» Your goal
Wherever the word "amip" shows up in a line, please copy that line.

--- Start Listing ---

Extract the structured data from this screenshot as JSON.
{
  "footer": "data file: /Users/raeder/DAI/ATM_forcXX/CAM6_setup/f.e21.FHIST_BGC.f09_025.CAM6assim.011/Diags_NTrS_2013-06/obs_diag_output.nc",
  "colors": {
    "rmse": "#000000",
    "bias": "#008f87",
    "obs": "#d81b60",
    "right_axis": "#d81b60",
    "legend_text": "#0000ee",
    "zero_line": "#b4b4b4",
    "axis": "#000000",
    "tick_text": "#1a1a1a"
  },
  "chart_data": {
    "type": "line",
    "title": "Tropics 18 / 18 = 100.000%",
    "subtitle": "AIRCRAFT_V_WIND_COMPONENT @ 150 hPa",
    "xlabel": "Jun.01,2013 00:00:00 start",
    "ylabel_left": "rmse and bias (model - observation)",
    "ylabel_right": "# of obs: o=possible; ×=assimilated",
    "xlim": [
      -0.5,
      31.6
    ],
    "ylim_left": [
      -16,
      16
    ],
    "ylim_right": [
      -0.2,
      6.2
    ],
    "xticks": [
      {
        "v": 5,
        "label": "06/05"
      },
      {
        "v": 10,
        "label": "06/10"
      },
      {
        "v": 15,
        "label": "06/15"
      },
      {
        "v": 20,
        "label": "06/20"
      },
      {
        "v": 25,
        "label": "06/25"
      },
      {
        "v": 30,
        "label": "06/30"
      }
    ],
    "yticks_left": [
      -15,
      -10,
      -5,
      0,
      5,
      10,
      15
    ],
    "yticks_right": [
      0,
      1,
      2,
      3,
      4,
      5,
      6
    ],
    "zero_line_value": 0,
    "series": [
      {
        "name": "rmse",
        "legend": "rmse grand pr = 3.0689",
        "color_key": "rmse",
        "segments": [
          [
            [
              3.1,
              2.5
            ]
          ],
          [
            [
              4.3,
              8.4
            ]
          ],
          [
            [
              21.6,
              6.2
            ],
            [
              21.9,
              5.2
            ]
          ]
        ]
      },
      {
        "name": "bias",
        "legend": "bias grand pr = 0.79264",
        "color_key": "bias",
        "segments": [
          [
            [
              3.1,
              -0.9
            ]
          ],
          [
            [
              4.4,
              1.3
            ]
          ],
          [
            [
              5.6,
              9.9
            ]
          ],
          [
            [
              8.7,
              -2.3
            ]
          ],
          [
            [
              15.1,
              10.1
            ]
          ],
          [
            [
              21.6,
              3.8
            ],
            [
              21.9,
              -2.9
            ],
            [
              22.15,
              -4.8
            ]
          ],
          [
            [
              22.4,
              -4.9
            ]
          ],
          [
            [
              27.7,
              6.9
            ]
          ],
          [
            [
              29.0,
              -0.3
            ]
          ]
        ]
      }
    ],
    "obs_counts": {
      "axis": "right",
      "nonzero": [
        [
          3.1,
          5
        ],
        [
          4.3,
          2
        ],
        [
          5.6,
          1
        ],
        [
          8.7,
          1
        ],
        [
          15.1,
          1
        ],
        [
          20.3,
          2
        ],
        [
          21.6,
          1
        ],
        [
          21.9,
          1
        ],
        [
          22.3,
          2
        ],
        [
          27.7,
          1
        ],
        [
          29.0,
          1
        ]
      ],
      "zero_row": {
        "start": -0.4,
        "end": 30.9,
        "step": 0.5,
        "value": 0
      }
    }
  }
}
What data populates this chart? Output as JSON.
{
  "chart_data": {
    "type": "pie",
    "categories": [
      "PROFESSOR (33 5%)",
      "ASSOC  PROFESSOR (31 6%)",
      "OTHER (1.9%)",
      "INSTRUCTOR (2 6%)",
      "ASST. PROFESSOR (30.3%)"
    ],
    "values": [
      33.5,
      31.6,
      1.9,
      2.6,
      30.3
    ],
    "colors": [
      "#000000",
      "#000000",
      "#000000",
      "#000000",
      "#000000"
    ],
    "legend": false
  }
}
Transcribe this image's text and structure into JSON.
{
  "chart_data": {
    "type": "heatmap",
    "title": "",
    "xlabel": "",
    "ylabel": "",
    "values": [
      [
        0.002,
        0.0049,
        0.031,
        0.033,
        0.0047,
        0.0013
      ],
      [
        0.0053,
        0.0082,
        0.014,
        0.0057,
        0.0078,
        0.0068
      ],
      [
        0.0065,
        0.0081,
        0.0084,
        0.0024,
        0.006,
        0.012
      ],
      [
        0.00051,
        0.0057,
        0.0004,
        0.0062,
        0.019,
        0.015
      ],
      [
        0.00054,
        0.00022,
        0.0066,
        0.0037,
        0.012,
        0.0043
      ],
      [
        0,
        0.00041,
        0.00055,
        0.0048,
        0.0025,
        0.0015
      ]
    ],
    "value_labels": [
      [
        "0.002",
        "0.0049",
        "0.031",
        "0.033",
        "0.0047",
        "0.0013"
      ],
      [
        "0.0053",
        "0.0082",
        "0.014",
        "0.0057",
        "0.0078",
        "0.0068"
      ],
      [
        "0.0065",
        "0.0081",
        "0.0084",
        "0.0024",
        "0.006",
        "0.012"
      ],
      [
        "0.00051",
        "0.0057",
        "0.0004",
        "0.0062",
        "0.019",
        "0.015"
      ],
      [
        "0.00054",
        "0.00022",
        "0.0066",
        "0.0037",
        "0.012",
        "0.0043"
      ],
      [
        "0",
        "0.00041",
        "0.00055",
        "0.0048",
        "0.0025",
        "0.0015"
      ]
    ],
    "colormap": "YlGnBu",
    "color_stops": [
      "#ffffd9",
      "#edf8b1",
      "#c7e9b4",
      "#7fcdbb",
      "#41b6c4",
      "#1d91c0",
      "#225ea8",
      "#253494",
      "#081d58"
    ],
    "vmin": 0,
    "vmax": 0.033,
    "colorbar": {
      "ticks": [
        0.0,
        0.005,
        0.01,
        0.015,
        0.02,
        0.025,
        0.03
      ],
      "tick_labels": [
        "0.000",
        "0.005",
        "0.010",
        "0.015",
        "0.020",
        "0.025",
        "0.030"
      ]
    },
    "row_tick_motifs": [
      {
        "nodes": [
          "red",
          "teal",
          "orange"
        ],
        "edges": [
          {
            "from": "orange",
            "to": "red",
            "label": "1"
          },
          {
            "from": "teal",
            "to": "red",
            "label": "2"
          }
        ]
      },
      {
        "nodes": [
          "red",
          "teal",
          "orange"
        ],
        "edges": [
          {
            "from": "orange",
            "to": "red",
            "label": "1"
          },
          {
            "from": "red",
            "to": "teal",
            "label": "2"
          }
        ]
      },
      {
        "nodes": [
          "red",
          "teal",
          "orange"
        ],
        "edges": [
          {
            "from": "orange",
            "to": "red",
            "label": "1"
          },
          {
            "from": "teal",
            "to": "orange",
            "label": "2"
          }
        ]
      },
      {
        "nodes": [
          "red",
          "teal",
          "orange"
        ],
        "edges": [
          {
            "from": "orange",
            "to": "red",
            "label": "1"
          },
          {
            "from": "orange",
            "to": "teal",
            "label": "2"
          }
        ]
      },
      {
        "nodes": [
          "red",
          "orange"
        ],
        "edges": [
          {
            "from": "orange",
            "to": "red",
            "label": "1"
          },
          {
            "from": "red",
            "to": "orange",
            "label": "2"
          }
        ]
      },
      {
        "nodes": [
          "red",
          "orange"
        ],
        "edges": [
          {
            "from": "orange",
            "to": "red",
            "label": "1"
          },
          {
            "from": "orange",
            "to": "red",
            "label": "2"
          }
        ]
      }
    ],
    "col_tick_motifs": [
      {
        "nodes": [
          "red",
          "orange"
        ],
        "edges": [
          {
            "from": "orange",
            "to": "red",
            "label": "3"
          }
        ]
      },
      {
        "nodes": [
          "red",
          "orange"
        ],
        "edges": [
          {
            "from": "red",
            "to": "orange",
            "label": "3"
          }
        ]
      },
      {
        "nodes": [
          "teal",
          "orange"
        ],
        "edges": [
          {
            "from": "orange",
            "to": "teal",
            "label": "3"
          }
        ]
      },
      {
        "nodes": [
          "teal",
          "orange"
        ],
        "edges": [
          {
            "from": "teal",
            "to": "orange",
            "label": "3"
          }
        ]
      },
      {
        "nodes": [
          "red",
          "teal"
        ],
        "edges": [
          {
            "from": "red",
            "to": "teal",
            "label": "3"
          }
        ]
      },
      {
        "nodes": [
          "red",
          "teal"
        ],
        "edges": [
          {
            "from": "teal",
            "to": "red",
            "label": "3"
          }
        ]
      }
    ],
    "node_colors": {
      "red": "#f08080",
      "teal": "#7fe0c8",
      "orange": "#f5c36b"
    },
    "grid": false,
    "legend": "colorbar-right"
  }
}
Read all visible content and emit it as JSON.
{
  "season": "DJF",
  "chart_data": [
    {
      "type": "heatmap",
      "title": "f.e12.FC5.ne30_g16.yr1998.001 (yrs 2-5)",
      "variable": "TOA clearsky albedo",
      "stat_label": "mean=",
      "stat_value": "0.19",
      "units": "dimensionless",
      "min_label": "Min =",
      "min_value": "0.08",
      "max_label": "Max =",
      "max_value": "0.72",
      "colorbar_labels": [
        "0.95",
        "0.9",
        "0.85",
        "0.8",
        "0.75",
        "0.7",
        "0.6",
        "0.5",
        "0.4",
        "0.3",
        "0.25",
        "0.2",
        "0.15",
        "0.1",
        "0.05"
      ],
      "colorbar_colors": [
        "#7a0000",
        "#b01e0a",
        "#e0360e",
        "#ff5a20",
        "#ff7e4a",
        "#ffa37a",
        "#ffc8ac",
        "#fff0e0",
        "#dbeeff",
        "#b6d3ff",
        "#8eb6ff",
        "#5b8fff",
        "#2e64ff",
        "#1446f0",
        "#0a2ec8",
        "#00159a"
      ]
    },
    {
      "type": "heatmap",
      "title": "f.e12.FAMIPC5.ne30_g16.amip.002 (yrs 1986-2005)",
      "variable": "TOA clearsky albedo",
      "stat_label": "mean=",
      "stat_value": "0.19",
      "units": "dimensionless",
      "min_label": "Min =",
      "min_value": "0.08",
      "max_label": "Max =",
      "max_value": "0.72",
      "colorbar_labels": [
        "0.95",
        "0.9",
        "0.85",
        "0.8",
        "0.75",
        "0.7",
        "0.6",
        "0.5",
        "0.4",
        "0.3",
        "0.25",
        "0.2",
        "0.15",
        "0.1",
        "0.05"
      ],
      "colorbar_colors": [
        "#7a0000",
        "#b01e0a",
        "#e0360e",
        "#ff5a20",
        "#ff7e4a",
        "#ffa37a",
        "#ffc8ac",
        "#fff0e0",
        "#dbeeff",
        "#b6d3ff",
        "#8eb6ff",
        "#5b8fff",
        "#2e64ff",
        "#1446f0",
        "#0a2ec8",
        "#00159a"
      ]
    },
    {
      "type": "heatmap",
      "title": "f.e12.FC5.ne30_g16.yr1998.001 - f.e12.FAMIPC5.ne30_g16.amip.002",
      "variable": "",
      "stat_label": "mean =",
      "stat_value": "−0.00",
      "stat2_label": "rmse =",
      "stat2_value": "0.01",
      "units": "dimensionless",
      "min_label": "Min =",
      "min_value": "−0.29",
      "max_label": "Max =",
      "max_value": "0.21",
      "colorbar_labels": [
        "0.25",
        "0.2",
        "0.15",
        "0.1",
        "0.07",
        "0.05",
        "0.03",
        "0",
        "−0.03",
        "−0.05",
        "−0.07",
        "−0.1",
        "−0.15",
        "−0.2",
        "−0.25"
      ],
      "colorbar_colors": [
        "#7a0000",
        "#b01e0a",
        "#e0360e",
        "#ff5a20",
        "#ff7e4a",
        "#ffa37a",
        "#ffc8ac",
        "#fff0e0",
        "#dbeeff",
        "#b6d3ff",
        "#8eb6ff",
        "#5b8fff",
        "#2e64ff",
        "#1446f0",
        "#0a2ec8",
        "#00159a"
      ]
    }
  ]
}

--- End Listing ---

» Exercise answer
      "title": "f.e12.FAMIPC5.ne30_g16.amip.002 (yrs 1986-2005)",
      "title": "f.e12.FC5.ne30_g16.yr1998.001 - f.e12.FAMIPC5.ne30_g16.amip.002",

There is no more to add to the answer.